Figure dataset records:
╭──
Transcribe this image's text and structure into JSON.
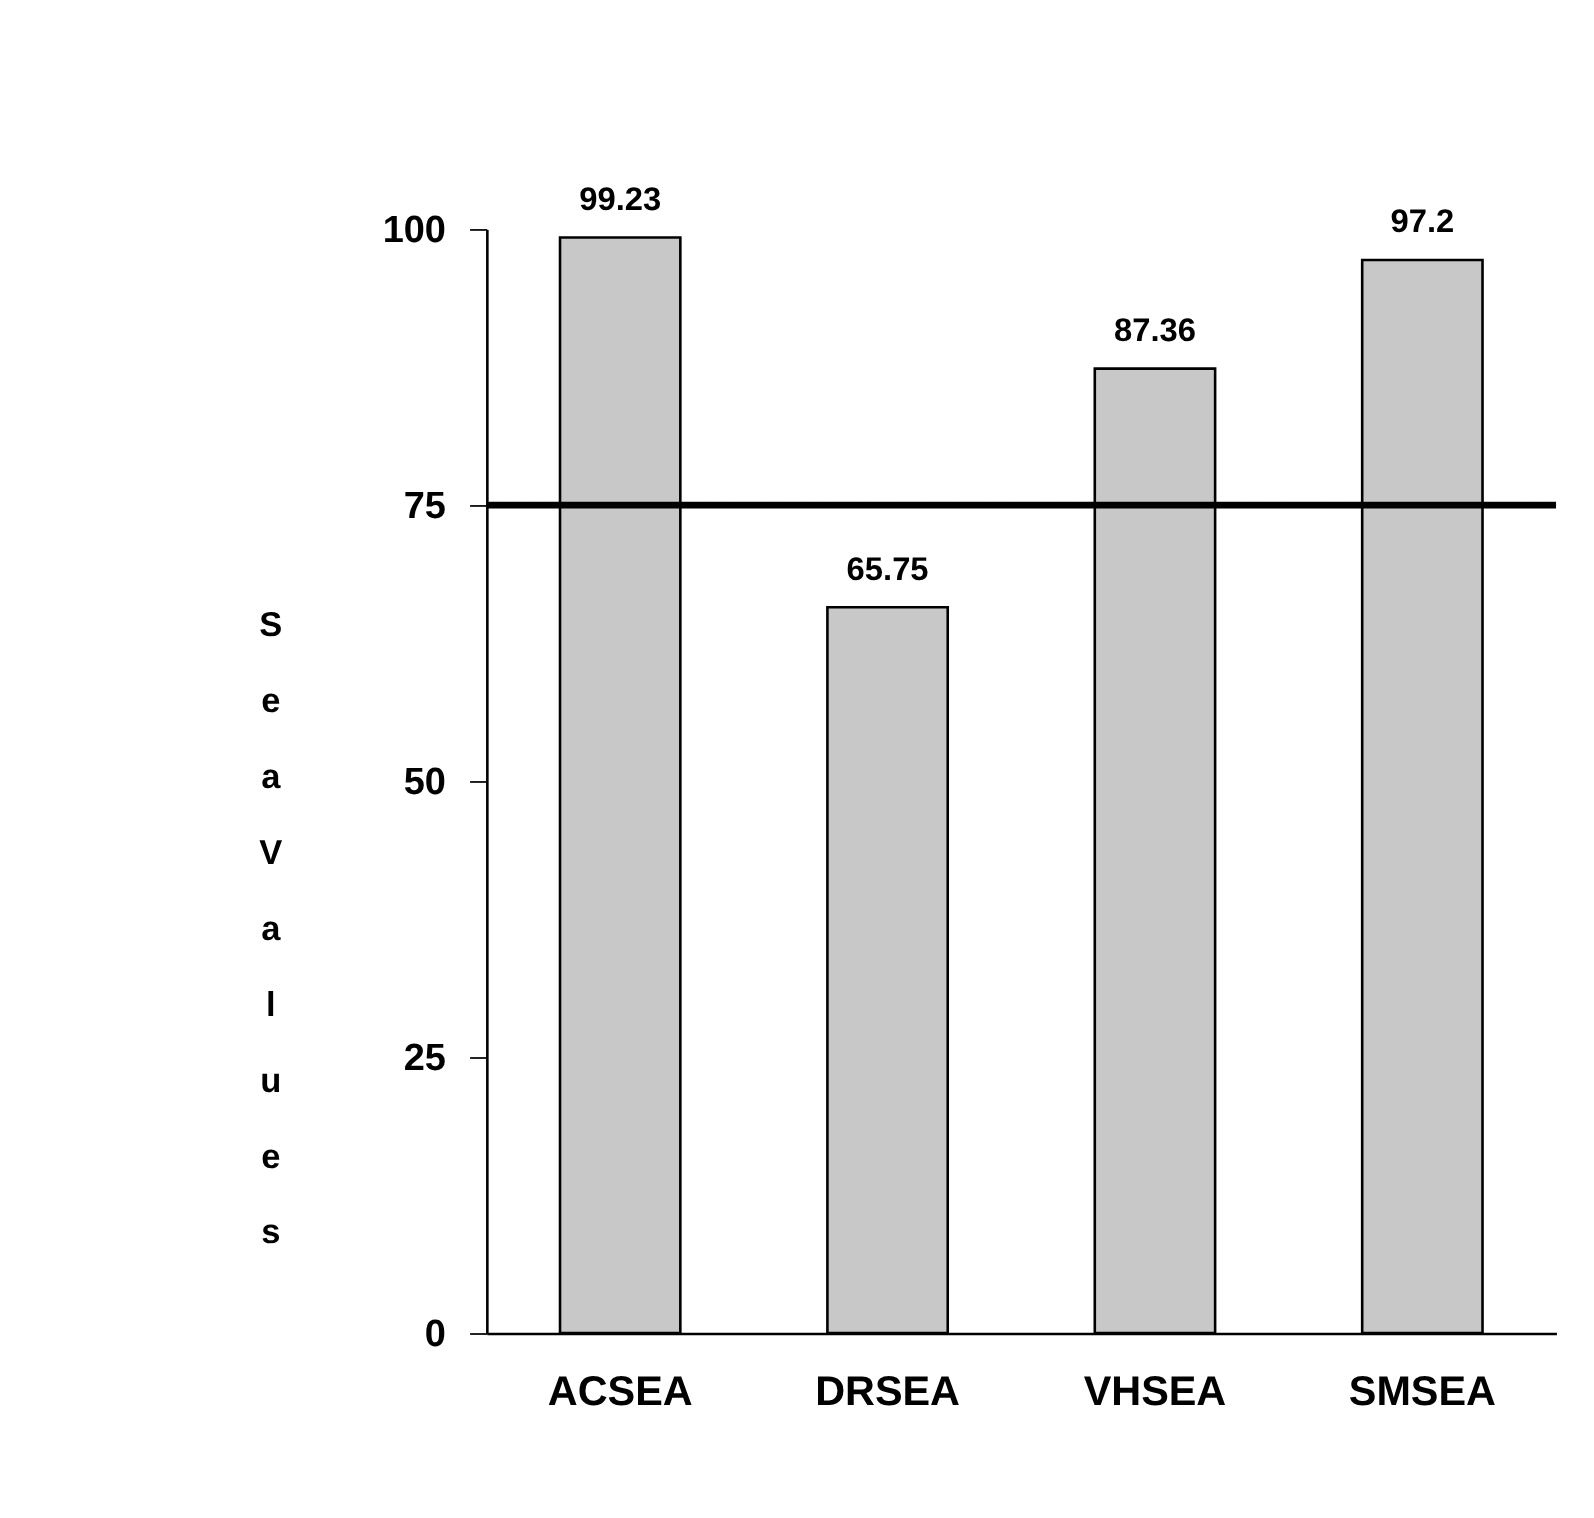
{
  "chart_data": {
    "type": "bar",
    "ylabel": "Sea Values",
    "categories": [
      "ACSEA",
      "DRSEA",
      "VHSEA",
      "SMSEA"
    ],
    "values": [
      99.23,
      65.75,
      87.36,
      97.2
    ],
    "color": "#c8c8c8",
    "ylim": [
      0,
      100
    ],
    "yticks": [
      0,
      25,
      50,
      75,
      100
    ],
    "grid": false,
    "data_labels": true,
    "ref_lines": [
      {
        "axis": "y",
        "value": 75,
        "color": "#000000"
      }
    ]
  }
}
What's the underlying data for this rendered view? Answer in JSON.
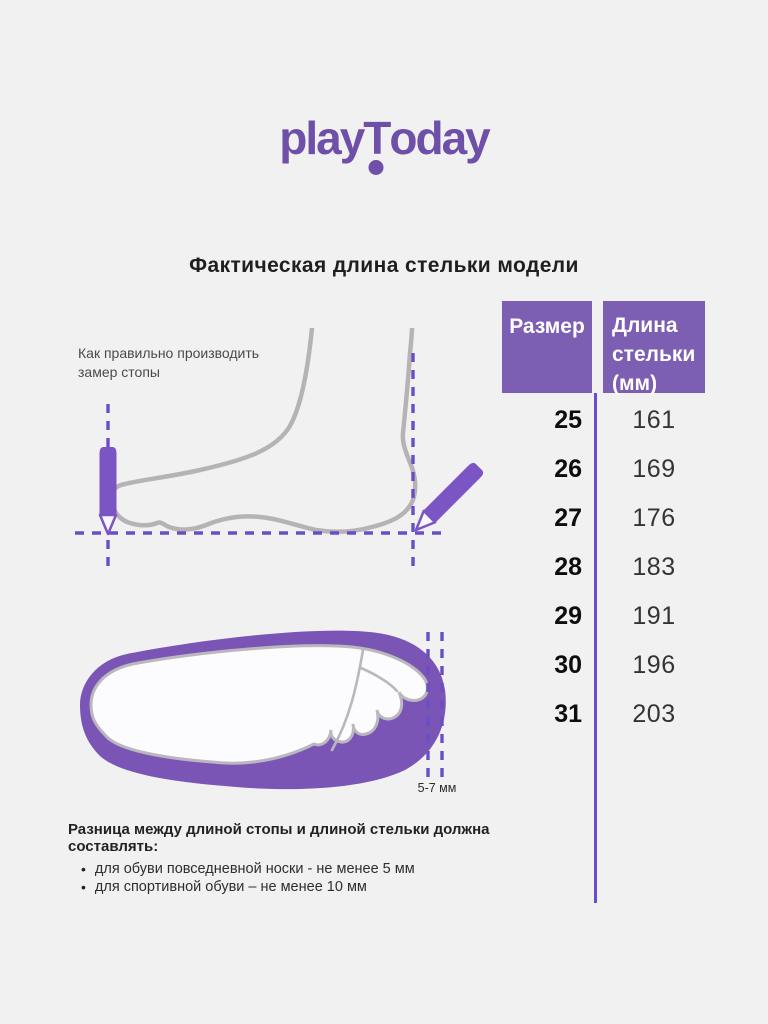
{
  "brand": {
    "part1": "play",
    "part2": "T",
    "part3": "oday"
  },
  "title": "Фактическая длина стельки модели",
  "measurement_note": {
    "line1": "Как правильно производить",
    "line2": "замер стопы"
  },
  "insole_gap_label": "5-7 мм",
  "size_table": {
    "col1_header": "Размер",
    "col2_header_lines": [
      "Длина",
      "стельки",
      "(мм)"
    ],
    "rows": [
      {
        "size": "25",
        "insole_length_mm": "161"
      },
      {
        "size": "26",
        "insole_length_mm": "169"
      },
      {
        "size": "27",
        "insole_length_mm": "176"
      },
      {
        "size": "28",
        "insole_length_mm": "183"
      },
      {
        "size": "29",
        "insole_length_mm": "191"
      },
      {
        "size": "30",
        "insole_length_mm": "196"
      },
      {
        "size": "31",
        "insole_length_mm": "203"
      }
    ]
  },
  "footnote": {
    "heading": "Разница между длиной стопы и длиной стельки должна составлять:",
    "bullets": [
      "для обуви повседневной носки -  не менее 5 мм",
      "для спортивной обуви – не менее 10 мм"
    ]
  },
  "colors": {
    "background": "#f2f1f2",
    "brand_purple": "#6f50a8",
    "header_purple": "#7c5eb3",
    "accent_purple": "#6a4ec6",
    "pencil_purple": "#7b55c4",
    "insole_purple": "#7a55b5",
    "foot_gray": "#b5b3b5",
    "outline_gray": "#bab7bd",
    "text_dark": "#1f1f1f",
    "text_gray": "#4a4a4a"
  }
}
╰──
(Given problem) Look through the entries above. Extract each line with the word "JSON".

(Solution below)
Transcribe this image's text and structure into JSON.
What's the underlying data for this rendered view? Answer in JSON.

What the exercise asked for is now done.